START

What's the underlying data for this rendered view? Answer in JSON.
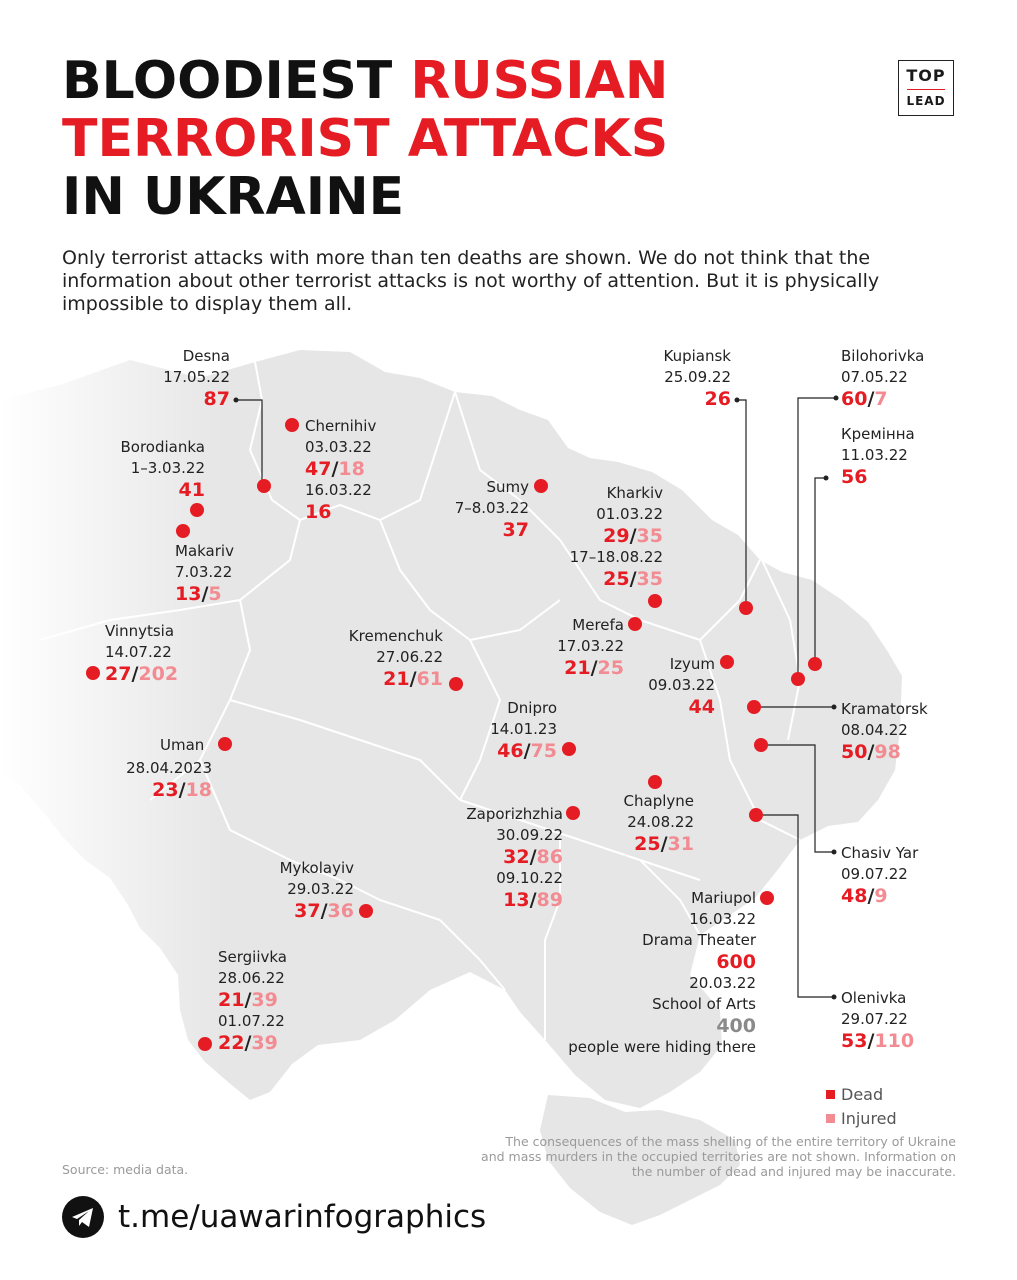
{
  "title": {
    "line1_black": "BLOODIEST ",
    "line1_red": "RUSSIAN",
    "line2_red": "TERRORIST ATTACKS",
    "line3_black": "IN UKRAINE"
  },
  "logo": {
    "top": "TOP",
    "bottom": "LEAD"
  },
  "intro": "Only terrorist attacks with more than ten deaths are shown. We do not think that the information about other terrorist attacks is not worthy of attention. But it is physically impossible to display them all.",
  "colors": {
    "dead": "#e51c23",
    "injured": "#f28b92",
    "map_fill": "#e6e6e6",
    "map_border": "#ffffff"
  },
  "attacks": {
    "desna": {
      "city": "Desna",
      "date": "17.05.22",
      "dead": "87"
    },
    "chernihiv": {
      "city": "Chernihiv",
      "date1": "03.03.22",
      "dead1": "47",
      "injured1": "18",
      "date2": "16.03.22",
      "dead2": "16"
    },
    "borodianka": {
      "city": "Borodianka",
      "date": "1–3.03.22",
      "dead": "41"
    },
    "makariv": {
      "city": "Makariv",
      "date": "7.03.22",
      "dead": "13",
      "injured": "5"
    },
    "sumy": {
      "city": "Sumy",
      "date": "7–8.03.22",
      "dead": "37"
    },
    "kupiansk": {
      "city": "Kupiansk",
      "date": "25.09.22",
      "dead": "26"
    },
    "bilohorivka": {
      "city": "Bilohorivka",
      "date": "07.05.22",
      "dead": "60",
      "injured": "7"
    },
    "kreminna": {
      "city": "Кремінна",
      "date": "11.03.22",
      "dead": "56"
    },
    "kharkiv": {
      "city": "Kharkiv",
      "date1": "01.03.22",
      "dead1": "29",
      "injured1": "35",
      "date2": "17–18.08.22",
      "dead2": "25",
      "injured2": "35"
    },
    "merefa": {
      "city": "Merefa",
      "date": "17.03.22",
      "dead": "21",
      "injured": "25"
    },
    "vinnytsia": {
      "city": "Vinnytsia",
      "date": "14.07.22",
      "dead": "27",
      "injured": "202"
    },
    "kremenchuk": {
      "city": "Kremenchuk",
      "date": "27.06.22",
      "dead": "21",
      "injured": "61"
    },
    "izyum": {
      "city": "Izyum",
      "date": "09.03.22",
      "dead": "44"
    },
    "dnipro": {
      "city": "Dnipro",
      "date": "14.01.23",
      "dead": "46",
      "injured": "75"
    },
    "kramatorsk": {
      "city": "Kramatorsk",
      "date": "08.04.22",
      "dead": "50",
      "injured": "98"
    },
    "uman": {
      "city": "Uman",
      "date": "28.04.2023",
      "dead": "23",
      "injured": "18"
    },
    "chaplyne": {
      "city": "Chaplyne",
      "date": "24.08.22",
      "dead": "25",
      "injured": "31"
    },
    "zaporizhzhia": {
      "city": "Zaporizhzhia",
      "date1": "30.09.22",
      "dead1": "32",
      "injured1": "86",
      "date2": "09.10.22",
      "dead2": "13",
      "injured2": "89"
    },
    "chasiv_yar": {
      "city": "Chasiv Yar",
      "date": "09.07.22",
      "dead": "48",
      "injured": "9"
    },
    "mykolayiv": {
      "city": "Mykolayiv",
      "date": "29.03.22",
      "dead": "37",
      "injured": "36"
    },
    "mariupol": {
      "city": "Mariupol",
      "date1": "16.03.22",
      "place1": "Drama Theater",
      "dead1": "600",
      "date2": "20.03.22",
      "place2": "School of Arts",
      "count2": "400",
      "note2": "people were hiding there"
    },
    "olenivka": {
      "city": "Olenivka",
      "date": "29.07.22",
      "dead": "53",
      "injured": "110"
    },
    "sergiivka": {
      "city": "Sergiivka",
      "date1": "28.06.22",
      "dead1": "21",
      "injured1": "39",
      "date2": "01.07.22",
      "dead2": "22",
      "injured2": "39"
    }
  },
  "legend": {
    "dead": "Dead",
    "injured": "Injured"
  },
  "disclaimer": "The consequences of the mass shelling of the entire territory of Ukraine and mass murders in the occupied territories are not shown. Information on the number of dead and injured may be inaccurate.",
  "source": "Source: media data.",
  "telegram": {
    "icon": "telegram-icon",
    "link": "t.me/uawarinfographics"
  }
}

END
START

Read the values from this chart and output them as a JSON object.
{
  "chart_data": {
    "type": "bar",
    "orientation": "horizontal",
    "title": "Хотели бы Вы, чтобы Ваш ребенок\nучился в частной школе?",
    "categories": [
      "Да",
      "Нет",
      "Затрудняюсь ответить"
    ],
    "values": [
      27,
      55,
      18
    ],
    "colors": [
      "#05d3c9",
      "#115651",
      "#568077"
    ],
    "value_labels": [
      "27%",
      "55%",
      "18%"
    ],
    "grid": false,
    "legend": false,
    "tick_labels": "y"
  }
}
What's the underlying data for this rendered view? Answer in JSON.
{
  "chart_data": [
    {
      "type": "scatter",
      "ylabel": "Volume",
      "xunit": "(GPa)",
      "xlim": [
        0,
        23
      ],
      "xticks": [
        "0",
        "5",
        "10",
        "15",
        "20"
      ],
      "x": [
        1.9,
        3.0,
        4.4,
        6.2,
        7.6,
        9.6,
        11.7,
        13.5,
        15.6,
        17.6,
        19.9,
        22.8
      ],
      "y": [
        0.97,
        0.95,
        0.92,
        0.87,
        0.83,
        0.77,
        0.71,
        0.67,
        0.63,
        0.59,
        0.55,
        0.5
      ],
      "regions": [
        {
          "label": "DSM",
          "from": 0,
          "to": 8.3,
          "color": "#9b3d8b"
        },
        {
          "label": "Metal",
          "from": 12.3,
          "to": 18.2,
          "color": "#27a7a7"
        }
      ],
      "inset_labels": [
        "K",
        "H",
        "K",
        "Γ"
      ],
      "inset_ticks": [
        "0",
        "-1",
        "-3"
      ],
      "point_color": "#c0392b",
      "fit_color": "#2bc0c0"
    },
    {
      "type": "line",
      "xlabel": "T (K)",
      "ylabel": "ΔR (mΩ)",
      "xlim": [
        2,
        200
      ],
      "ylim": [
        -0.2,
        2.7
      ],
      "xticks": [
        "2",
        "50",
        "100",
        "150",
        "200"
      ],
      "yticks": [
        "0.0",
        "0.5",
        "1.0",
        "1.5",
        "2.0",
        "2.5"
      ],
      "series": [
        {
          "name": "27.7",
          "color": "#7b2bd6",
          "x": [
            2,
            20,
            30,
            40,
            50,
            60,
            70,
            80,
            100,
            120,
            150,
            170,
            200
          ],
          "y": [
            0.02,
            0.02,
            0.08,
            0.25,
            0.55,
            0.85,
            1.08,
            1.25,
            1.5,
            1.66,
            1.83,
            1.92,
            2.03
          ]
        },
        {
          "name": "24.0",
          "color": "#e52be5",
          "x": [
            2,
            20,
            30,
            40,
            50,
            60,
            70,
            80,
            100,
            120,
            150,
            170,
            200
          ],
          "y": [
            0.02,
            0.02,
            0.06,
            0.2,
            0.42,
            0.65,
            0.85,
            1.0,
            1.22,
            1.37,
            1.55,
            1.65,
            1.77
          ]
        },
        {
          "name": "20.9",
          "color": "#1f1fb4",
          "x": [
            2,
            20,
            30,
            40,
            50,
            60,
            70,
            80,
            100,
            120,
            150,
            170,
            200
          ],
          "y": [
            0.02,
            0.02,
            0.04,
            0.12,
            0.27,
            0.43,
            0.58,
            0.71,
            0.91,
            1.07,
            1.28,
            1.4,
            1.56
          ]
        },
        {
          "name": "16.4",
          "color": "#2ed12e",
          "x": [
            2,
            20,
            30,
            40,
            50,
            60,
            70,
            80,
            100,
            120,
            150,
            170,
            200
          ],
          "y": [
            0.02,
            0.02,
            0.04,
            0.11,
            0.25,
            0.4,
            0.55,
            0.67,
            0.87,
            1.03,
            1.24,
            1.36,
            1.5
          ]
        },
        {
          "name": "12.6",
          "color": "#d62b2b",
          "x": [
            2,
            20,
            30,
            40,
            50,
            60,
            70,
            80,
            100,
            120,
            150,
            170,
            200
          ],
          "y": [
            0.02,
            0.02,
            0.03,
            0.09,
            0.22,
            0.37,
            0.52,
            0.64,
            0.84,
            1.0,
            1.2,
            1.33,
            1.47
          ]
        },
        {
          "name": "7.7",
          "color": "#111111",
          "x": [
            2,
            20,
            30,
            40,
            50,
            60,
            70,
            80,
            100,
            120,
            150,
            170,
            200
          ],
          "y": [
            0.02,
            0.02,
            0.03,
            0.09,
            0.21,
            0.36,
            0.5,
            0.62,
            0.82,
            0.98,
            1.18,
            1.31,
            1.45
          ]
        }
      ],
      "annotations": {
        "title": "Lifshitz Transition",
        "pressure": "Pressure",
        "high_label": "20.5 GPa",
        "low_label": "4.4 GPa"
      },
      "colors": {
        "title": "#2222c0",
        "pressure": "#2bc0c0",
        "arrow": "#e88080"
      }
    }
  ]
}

END

Show each line of the listing that holds the string "from".

Read the values from this chart and output them as a JSON object.
          "from": 0,
          "from": 12.3,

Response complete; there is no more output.